■ Task to complete: Repeat each entry as written, dropping any picture you find.

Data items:
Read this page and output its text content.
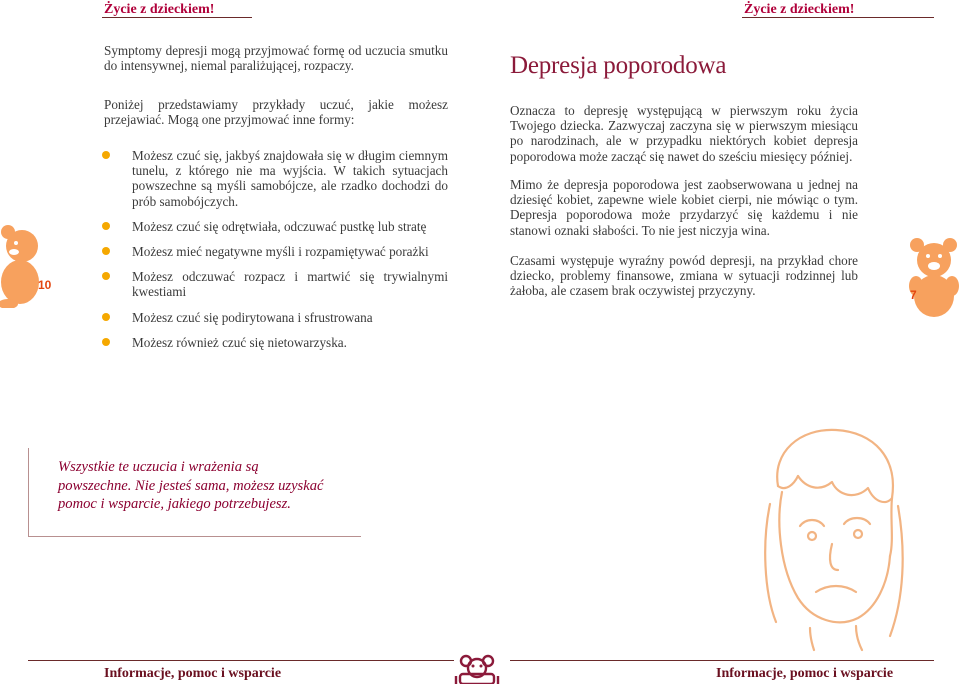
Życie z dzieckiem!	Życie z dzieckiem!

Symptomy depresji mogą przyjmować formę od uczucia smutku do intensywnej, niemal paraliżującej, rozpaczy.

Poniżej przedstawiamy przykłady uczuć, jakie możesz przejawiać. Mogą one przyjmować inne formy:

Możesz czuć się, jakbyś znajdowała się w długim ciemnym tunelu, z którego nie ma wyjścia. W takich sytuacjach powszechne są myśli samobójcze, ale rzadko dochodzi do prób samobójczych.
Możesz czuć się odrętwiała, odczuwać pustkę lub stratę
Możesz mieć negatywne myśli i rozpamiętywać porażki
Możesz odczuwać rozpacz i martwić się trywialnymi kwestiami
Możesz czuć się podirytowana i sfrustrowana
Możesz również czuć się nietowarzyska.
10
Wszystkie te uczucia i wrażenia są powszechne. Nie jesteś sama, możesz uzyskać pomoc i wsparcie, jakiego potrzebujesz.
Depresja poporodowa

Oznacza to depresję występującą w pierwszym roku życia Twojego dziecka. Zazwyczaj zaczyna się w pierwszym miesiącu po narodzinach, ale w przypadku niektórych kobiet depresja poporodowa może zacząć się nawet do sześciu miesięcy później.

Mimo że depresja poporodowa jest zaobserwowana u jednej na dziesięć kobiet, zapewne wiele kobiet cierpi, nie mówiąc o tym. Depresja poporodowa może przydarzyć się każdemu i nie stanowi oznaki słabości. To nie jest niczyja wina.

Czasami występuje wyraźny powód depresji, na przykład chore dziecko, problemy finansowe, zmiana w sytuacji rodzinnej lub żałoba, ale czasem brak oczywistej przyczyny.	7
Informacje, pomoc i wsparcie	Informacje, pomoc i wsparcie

■ The solution:
Read this page and output its text content.
Życie z dzieckiem!	Życie z dzieckiem!

Symptomy depresji mogą przyjmować formę od uczucia smutku do intensywnej, niemal paraliżującej, rozpaczy.

Poniżej przedstawiamy przykłady uczuć, jakie możesz przejawiać. Mogą one przyjmować inne formy:

Możesz czuć się, jakbyś znajdowała się w długim ciemnym tunelu, z którego nie ma wyjścia. W takich sytuacjach powszechne są myśli samobójcze, ale rzadko dochodzi do prób samobójczych.
Możesz czuć się odrętwiała, odczuwać pustkę lub stratę
Możesz mieć negatywne myśli i rozpamiętywać porażki
Możesz odczuwać rozpacz i martwić się trywialnymi kwestiami
Możesz czuć się podirytowana i sfrustrowana
Możesz również czuć się nietowarzyska.
10
Wszystkie te uczucia i wrażenia są powszechne. Nie jesteś sama, możesz uzyskać pomoc i wsparcie, jakiego potrzebujesz.
Depresja poporodowa

Oznacza to depresję występującą w pierwszym roku życia Twojego dziecka. Zazwyczaj zaczyna się w pierwszym miesiącu po narodzinach, ale w przypadku niektórych kobiet depresja poporodowa może zacząć się nawet do sześciu miesięcy później.

Mimo że depresja poporodowa jest zaobserwowana u jednej na dziesięć kobiet, zapewne wiele kobiet cierpi, nie mówiąc o tym. Depresja poporodowa może przydarzyć się każdemu i nie stanowi oznaki słabości. To nie jest niczyja wina.

Czasami występuje wyraźny powód depresji, na przykład chore dziecko, problemy finansowe, zmiana w sytuacji rodzinnej lub żałoba, ale czasem brak oczywistej przyczyny.	7
Informacje, pomoc i wsparcie	Informacje, pomoc i wsparcie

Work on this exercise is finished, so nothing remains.